*Data lines*

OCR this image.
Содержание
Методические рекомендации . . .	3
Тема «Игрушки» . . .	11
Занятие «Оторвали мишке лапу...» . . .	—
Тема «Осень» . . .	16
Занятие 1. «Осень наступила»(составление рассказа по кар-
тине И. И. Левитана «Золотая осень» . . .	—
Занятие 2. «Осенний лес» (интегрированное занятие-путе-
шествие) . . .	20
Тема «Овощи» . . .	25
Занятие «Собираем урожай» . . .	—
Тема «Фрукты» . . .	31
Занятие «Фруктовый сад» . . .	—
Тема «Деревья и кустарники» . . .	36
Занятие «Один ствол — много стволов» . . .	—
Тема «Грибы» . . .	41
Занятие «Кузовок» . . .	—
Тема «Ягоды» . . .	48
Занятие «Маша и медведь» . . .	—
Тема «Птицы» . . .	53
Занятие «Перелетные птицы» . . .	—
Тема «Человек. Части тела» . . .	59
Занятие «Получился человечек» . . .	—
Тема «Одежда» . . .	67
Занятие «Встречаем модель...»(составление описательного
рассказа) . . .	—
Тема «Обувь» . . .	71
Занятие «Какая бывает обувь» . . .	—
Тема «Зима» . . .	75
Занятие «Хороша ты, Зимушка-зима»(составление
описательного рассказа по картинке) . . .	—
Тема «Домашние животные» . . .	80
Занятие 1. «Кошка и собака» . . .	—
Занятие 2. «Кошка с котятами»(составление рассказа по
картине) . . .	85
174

*Exercise aim*
Using the listing above, please repeat every entry exactly.

*Solution to this task*
OCR this image.
Содержание
Методические рекомендации . . .	3
Тема «Игрушки» . . .	11
Занятие «Оторвали мишке лапу...» . . .	—
Тема «Осень» . . .	16
Занятие 1. «Осень наступила»(составление рассказа по кар-
тине И. И. Левитана «Золотая осень» . . .	—
Занятие 2. «Осенний лес» (интегрированное занятие-путе-
шествие) . . .	20
Тема «Овощи» . . .	25
Занятие «Собираем урожай» . . .	—
Тема «Фрукты» . . .	31
Занятие «Фруктовый сад» . . .	—
Тема «Деревья и кустарники» . . .	36
Занятие «Один ствол — много стволов» . . .	—
Тема «Грибы» . . .	41
Занятие «Кузовок» . . .	—
Тема «Ягоды» . . .	48
Занятие «Маша и медведь» . . .	—
Тема «Птицы» . . .	53
Занятие «Перелетные птицы» . . .	—
Тема «Человек. Части тела» . . .	59
Занятие «Получился человечек» . . .	—
Тема «Одежда» . . .	67
Занятие «Встречаем модель...»(составление описательного
рассказа) . . .	—
Тема «Обувь» . . .	71
Занятие «Какая бывает обувь» . . .	—
Тема «Зима» . . .	75
Занятие «Хороша ты, Зимушка-зима»(составление
описательного рассказа по картинке) . . .	—
Тема «Домашние животные» . . .	80
Занятие 1. «Кошка и собака» . . .	—
Занятие 2. «Кошка с котятами»(составление рассказа по
картине) . . .	85
174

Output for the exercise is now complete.